INFORMATION SUPPLIED:
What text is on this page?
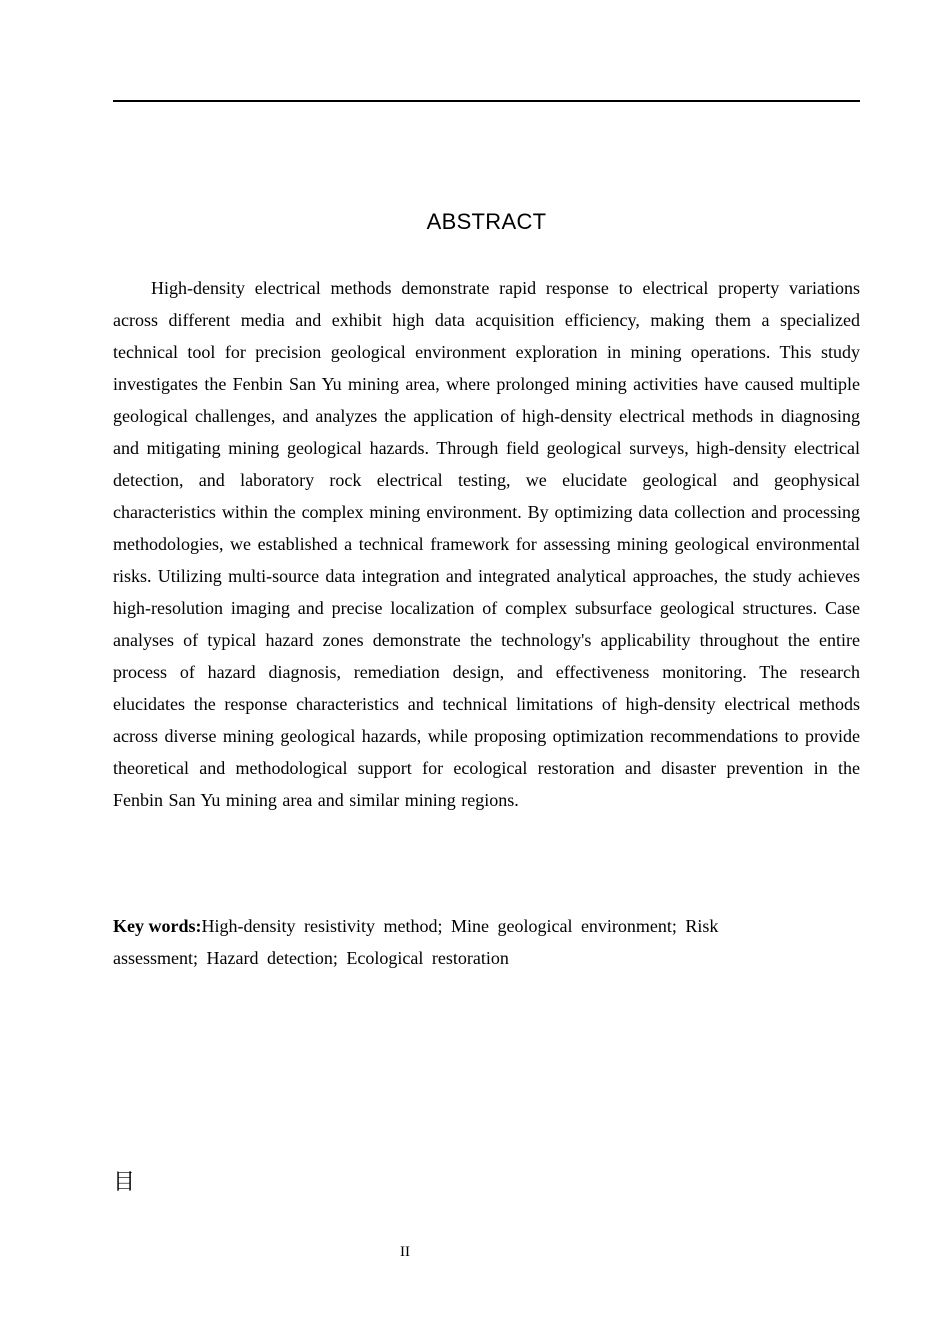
ABSTRACT

High-density electrical methods demonstrate rapid response to electrical property variations across different media and exhibit high data acquisition efficiency, making them a specialized technical tool for precision geological environment exploration in mining operations. This study investigates the Fenbin San Yu mining area, where prolonged mining activities have caused multiple geological challenges, and analyzes the application of high-density electrical methods in diagnosing and mitigating mining geological hazards. Through field geological surveys, high-density electrical detection, and laboratory rock electrical testing, we elucidate geological and geophysical characteristics within the complex mining environment. By optimizing data collection and processing methodologies, we established a technical framework for assessing mining geological environmental risks. Utilizing multi-source data integration and integrated analytical approaches, the study achieves high-resolution imaging and precise localization of complex subsurface geological structures. Case analyses of typical hazard zones demonstrate the technology's applicability throughout the entire process of hazard diagnosis, remediation design, and effectiveness monitoring. The research elucidates the response characteristics and technical limitations of high-density electrical methods across diverse mining geological hazards, while proposing optimization recommendations to provide theoretical and methodological support for ecological restoration and disaster prevention in the Fenbin San Yu mining area and similar mining regions.

Key words:High-density resistivity method; Mine geological environment; Risk assessment; Hazard detection; Ecological restoration

目
II
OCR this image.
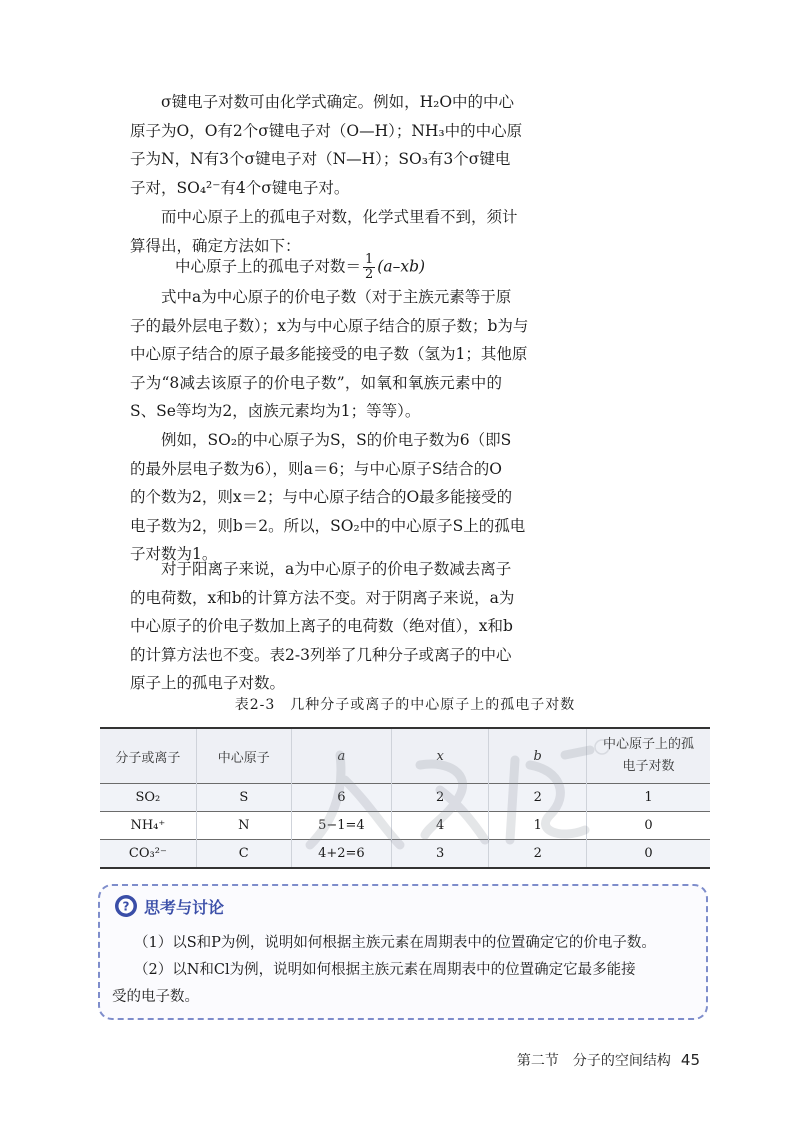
σ键电子对数可由化学式确定。例如，H₂O中的中心
原子为O，O有2个σ键电子对（O—H）；NH₃中的中心原
子为N，N有3个σ键电子对（N—H）；SO₃有3个σ键电
子对，SO₄²⁻有4个σ键电子对。

而中心原子上的孤电子对数，化学式里看不到，须计
算得出，确定方法如下：

中心原子上的孤电子对数＝ $\frac{1}{2} (a-xb)$

式中a为中心原子的价电子数（对于主族元素等于原
子的最外层电子数）；x为与中心原子结合的原子数；b为与
中心原子结合的原子最多能接受的电子数（氢为1；其他原
子为“8减去该原子的价电子数”，如氧和氧族元素中的
S、Se等均为2，卤族元素均为1；等等）。

例如，SO₂的中心原子为S，S的价电子数为6（即S
的最外层电子数为6），则a＝6；与中心原子S结合的O
的个数为2，则x＝2；与中心原子结合的O最多能接受的
电子数为2，则b＝2。所以，SO₂中的中心原子S上的孤电
子对数为1。

对于阳离子来说，a为中心原子的价电子数减去离子
的电荷数，x和b的计算方法不变。对于阴离子来说，a为
中心原子的价电子数加上离子的电荷数（绝对值），x和b
的计算方法也不变。表2-3列举了几种分子或离子的中心
原子上的孤电子对数。

表2-3　几种分子或离子的中心原子上的孤电子对数
分子或离子	中心原子	a	x	b	中心原子上的孤电子对数
SO₂	S	6	2	2	1
NH₄⁺	N	5−1=4	4	1	0
CO₃²⁻	C	4+2=6	3	2	0
? 思考与讨论

（1）以S和P为例，说明如何根据主族元素在周期表中的位置确定它的价电子数。

（2）以N和Cl为例，说明如何根据主族元素在周期表中的位置确定它最多能接

受的电子数。

第二节　分子的空间结构 45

EXERCISE INSTRUCTIONS: Reproduce every entry exactly, but omit each picture.

CORRECT OUTPUT:
What text is on this page?
ABSTRACT

High-density electrical methods demonstrate rapid response to electrical property variations across different media and exhibit high data acquisition efficiency, making them a specialized technical tool for precision geological environment exploration in mining operations. This study investigates the Fenbin San Yu mining area, where prolonged mining activities have caused multiple geological challenges, and analyzes the application of high-density electrical methods in diagnosing and mitigating mining geological hazards. Through field geological surveys, high-density electrical detection, and laboratory rock electrical testing, we elucidate geological and geophysical characteristics within the complex mining environment. By optimizing data collection and processing methodologies, we established a technical framework for assessing mining geological environmental risks. Utilizing multi-source data integration and integrated analytical approaches, the study achieves high-resolution imaging and precise localization of complex subsurface geological structures. Case analyses of typical hazard zones demonstrate the technology's applicability throughout the entire process of hazard diagnosis, remediation design, and effectiveness monitoring. The research elucidates the response characteristics and technical limitations of high-density electrical methods across diverse mining geological hazards, while proposing optimization recommendations to provide theoretical and methodological support for ecological restoration and disaster prevention in the Fenbin San Yu mining area and similar mining regions.

Key words:High-density resistivity method; Mine geological environment; Risk assessment; Hazard detection; Ecological restoration

目
II
OCR this image.
σ键电子对数可由化学式确定。例如，H₂O中的中心
原子为O，O有2个σ键电子对（O—H）；NH₃中的中心原
子为N，N有3个σ键电子对（N—H）；SO₃有3个σ键电
子对，SO₄²⁻有4个σ键电子对。

而中心原子上的孤电子对数，化学式里看不到，须计
算得出，确定方法如下：

中心原子上的孤电子对数＝ $\frac{1}{2} (a-xb)$

式中a为中心原子的价电子数（对于主族元素等于原
子的最外层电子数）；x为与中心原子结合的原子数；b为与
中心原子结合的原子最多能接受的电子数（氢为1；其他原
子为“8减去该原子的价电子数”，如氧和氧族元素中的
S、Se等均为2，卤族元素均为1；等等）。

例如，SO₂的中心原子为S，S的价电子数为6（即S
的最外层电子数为6），则a＝6；与中心原子S结合的O
的个数为2，则x＝2；与中心原子结合的O最多能接受的
电子数为2，则b＝2。所以，SO₂中的中心原子S上的孤电
子对数为1。

对于阳离子来说，a为中心原子的价电子数减去离子
的电荷数，x和b的计算方法不变。对于阴离子来说，a为
中心原子的价电子数加上离子的电荷数（绝对值），x和b
的计算方法也不变。表2-3列举了几种分子或离子的中心
原子上的孤电子对数。

表2-3　几种分子或离子的中心原子上的孤电子对数
分子或离子	中心原子	a	x	b	中心原子上的孤电子对数
SO₂	S	6	2	2	1
NH₄⁺	N	5−1=4	4	1	0
CO₃²⁻	C	4+2=6	3	2	0
? 思考与讨论

（1）以S和P为例，说明如何根据主族元素在周期表中的位置确定它的价电子数。

（2）以N和Cl为例，说明如何根据主族元素在周期表中的位置确定它最多能接

受的电子数。

第二节　分子的空间结构 45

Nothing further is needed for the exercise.